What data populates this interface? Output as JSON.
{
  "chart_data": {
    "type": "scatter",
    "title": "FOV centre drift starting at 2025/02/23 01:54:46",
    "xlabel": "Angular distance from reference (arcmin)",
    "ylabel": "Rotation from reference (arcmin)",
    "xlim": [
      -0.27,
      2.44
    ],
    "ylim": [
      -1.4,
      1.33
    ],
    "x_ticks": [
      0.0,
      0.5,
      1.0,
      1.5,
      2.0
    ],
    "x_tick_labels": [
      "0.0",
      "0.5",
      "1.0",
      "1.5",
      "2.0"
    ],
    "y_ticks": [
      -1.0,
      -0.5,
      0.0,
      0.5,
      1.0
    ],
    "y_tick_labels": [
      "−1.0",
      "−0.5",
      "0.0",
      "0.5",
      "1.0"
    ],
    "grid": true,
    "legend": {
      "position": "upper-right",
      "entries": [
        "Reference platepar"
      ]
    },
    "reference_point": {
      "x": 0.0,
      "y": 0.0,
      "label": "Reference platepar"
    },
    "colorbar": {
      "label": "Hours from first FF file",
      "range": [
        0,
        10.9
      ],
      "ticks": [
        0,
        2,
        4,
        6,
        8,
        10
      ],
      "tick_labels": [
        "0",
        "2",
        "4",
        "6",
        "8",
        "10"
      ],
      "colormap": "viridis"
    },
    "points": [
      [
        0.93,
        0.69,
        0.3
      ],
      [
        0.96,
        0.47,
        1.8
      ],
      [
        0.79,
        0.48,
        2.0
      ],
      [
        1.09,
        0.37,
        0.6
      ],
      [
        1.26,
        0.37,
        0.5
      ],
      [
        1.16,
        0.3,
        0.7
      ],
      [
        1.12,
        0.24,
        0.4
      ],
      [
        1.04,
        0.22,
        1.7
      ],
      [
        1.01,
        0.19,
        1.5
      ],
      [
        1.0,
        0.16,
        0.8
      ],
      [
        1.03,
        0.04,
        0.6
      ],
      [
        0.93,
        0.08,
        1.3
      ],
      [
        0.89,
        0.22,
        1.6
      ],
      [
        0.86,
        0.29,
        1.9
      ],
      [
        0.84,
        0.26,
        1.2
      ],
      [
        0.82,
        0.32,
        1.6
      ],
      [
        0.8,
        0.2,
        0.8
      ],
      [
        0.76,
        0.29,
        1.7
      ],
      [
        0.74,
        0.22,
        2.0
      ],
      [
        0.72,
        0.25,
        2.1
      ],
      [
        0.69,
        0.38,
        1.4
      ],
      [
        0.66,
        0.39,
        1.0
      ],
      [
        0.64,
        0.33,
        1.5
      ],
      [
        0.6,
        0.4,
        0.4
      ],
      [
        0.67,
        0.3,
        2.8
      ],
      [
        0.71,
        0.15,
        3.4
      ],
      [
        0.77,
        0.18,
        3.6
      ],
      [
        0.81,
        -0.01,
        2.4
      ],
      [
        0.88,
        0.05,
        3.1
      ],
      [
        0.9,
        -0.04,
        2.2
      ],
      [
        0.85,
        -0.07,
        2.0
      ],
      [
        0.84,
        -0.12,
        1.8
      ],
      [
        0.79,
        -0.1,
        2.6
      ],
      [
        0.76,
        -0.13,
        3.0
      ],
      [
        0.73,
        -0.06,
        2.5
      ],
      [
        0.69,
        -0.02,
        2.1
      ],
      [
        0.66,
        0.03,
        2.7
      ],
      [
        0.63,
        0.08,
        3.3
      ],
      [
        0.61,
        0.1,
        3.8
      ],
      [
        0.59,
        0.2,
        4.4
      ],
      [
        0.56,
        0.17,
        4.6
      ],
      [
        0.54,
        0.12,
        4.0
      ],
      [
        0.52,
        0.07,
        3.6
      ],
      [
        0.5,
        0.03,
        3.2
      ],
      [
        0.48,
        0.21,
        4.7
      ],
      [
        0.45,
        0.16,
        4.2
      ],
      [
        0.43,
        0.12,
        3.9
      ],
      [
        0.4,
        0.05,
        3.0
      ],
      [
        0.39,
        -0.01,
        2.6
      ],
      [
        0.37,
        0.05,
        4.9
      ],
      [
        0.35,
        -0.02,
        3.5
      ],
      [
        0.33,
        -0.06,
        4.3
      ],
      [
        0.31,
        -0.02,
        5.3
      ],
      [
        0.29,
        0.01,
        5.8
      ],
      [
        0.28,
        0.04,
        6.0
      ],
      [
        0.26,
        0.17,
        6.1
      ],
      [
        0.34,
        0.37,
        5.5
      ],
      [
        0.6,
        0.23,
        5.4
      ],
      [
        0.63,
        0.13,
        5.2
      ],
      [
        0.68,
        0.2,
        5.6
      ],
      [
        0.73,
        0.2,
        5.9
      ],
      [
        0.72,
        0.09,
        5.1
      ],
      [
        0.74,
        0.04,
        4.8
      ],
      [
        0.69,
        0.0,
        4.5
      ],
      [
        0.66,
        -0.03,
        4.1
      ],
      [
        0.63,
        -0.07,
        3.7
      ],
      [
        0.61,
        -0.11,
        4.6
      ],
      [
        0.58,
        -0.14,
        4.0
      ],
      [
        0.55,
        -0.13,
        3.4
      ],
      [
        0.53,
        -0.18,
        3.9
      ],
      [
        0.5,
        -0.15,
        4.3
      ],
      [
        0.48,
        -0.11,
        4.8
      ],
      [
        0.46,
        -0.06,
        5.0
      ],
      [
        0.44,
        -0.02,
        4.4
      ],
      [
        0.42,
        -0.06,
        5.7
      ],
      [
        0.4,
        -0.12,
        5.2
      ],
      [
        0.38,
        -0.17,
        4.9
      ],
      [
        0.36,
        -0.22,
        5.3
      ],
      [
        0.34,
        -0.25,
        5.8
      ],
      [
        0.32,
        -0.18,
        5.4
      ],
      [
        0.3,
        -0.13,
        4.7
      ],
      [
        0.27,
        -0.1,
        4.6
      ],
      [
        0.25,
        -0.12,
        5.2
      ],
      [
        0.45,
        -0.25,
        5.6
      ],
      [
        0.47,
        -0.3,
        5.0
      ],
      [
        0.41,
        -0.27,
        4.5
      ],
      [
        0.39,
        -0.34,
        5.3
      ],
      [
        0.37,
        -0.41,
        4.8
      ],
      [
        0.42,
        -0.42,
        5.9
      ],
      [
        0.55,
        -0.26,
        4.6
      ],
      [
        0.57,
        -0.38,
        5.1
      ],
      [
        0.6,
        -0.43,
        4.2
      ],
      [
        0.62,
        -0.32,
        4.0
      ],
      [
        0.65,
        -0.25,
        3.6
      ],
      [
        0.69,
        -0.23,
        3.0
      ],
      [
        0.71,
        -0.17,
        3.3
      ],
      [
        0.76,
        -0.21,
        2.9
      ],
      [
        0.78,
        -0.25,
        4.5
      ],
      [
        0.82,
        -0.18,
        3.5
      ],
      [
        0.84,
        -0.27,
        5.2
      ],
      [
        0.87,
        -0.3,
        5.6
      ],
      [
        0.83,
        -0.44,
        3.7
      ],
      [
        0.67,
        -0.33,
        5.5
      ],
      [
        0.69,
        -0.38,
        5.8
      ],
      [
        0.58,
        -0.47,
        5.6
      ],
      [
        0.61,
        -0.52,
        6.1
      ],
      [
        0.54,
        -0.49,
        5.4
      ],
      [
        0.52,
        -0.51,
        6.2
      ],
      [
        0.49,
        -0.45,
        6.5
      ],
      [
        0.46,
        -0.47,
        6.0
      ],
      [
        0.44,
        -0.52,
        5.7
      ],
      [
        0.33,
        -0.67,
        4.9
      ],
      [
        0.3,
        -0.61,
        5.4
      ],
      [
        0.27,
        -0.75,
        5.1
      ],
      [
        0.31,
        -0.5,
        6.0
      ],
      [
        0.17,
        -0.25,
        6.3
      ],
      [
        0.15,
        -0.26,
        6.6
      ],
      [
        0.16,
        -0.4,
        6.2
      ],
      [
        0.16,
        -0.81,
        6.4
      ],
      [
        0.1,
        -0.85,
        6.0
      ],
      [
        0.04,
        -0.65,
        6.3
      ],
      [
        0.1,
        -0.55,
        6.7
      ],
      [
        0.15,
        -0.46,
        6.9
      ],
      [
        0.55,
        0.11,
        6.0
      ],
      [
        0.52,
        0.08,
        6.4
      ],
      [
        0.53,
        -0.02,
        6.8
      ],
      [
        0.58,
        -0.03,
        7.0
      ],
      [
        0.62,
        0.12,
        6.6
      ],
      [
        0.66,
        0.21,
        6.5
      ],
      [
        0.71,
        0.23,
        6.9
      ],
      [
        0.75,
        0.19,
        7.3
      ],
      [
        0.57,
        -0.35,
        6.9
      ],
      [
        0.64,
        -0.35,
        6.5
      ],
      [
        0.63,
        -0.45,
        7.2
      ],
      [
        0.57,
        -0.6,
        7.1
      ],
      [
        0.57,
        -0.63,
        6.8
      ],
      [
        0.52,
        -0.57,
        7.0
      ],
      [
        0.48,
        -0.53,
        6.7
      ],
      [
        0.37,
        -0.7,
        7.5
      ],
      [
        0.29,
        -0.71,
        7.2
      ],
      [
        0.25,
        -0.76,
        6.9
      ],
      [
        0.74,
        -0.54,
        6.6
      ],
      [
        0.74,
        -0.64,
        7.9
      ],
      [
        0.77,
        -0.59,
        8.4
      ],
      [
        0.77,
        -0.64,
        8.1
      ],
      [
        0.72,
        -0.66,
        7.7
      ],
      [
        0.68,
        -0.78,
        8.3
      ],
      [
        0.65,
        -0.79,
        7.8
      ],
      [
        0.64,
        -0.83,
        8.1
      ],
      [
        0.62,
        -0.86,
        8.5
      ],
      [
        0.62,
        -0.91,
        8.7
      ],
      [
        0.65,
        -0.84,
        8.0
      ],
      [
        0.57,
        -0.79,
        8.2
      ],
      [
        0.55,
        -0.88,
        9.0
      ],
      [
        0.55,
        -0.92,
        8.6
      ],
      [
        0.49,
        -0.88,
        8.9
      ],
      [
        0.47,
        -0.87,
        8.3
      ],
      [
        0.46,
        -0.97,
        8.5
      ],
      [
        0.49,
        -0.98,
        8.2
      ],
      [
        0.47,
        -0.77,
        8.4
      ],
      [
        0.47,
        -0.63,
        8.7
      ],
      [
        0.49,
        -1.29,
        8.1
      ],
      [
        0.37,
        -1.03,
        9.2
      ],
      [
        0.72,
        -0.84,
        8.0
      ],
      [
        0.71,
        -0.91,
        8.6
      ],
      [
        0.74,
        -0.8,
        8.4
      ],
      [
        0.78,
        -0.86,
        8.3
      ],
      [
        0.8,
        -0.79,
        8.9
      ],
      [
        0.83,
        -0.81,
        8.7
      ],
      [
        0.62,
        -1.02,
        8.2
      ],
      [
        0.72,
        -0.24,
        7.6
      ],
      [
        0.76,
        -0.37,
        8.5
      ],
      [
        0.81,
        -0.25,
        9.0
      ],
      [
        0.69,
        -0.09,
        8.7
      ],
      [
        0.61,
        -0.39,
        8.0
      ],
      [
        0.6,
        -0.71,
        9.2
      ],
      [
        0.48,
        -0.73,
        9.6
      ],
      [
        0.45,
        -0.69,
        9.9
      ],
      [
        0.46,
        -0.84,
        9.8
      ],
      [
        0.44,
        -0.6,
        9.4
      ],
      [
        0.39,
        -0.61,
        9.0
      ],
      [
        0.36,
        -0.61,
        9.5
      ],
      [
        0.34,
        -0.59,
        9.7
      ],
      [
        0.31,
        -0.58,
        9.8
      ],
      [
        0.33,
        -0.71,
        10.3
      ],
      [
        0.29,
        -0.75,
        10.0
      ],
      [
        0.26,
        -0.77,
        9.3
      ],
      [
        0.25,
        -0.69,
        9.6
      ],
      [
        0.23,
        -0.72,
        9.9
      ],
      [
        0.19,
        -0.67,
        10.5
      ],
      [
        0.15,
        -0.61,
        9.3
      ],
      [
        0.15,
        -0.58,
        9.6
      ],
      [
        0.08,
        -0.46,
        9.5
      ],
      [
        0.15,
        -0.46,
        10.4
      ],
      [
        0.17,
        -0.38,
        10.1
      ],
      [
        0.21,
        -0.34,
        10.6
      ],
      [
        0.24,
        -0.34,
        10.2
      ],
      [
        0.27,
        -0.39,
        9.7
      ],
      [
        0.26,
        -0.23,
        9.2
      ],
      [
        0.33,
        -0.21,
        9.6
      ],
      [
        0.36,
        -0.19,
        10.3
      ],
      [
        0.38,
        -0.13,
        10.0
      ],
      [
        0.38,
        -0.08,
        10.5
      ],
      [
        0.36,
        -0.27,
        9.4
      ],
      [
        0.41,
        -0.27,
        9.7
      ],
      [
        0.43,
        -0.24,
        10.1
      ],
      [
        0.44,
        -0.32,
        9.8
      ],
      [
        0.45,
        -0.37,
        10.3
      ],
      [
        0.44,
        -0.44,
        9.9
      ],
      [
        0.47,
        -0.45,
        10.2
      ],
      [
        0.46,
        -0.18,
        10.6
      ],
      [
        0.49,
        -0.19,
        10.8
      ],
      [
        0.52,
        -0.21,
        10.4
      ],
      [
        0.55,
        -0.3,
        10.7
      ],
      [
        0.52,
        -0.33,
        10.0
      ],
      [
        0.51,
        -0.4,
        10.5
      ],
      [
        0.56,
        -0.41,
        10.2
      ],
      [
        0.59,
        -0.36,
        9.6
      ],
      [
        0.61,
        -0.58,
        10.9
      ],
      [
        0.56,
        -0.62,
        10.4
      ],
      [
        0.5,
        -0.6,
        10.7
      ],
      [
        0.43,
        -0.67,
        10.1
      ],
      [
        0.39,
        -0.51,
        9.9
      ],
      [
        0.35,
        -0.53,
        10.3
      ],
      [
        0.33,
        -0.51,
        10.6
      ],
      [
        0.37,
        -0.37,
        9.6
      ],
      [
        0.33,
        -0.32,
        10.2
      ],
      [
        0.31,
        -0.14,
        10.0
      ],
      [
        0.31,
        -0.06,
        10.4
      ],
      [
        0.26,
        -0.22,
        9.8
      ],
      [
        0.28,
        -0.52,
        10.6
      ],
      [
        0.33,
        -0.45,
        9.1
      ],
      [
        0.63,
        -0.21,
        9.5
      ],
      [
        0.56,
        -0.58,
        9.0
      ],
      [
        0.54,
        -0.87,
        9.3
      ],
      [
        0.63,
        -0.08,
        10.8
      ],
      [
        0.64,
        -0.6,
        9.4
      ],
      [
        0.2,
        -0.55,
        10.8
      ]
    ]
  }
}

● PROBLEM TO WORK ON:
Identify each line in the entries with the word "platepar" and copy it.

● SOLUTION:
        "Reference platepar"
      "label": "Reference platepar"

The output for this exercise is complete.